*** TASK INPUTS ***

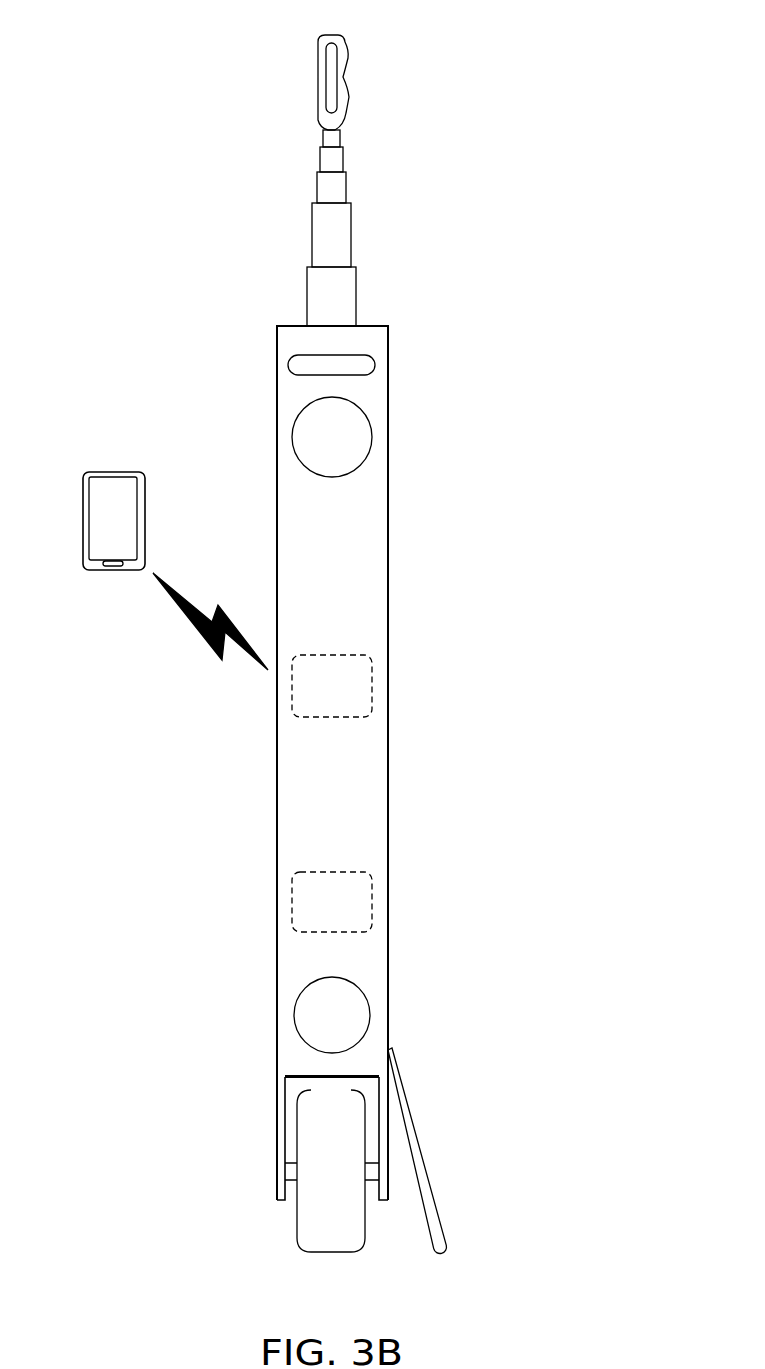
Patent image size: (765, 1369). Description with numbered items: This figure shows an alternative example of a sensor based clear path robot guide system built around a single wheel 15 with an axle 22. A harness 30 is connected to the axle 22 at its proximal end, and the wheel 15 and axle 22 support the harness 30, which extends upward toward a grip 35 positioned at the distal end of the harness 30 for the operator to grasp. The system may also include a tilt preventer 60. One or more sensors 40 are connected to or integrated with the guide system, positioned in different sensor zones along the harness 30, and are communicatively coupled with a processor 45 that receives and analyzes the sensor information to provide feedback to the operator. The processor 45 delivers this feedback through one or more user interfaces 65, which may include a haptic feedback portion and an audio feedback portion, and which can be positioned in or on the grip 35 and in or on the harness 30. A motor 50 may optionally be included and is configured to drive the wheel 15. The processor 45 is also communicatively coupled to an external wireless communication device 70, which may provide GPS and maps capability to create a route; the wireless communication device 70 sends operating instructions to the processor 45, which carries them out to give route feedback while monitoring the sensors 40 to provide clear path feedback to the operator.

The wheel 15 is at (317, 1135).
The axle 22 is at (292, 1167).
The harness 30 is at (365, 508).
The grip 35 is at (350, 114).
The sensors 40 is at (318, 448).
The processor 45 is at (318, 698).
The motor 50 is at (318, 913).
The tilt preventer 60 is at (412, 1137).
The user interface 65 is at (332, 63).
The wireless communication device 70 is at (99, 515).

***

WHAT YOU HAVE TO DO: Please retype every line above word for word, leaving the pictures out of your answer.

ANSWER TO THE PROBLEM:
Patent image size: (765, 1369). Description with numbered items: This figure shows an alternative example of a sensor based clear path robot guide system built around a single wheel 15 with an axle 22. A harness 30 is connected to the axle 22 at its proximal end, and the wheel 15 and axle 22 support the harness 30, which extends upward toward a grip 35 positioned at the distal end of the harness 30 for the operator to grasp. The system may also include a tilt preventer 60. One or more sensors 40 are connected to or integrated with the guide system, positioned in different sensor zones along the harness 30, and are communicatively coupled with a processor 45 that receives and analyzes the sensor information to provide feedback to the operator. The processor 45 delivers this feedback through one or more user interfaces 65, which may include a haptic feedback portion and an audio feedback portion, and which can be positioned in or on the grip 35 and in or on the harness 30. A motor 50 may optionally be included and is configured to drive the wheel 15. The processor 45 is also communicatively coupled to an external wireless communication device 70, which may provide GPS and maps capability to create a route; the wireless communication device 70 sends operating instructions to the processor 45, which carries them out to give route feedback while monitoring the sensors 40 to provide clear path feedback to the operator.

The wheel 15 is at (317, 1135).
The axle 22 is at (292, 1167).
The harness 30 is at (365, 508).
The grip 35 is at (350, 114).
The sensors 40 is at (318, 448).
The processor 45 is at (318, 698).
The motor 50 is at (318, 913).
The tilt preventer 60 is at (412, 1137).
The user interface 65 is at (332, 63).
The wireless communication device 70 is at (99, 515).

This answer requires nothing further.